▶ [PROBLEM REQUIREMENTS] Pick out every line of the entries below where "this" occurs, and copy those lines.

▶ [MATERIALS PROVIDED]
|---|

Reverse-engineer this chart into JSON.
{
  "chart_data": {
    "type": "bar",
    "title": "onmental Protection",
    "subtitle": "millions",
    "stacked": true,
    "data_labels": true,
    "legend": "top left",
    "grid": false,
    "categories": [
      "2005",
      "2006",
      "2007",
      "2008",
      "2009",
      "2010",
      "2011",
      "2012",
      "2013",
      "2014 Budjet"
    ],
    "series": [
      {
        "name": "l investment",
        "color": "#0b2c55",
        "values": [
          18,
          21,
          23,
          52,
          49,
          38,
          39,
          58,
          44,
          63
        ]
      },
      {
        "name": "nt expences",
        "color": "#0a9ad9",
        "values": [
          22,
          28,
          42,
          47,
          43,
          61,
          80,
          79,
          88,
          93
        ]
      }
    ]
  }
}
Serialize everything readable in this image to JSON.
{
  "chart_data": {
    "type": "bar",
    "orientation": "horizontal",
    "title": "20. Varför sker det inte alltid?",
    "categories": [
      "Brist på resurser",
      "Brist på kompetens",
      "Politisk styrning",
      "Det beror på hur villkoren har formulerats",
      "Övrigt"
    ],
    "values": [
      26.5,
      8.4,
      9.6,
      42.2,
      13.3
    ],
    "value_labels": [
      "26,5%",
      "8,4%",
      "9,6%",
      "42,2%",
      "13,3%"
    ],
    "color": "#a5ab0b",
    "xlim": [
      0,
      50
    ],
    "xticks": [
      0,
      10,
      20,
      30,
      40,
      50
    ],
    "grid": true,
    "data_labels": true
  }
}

|---|

▶ [ANSWER TO THE TASK]
Reverse-engineer this chart into JSON.
Serialize everything readable in this image to JSON.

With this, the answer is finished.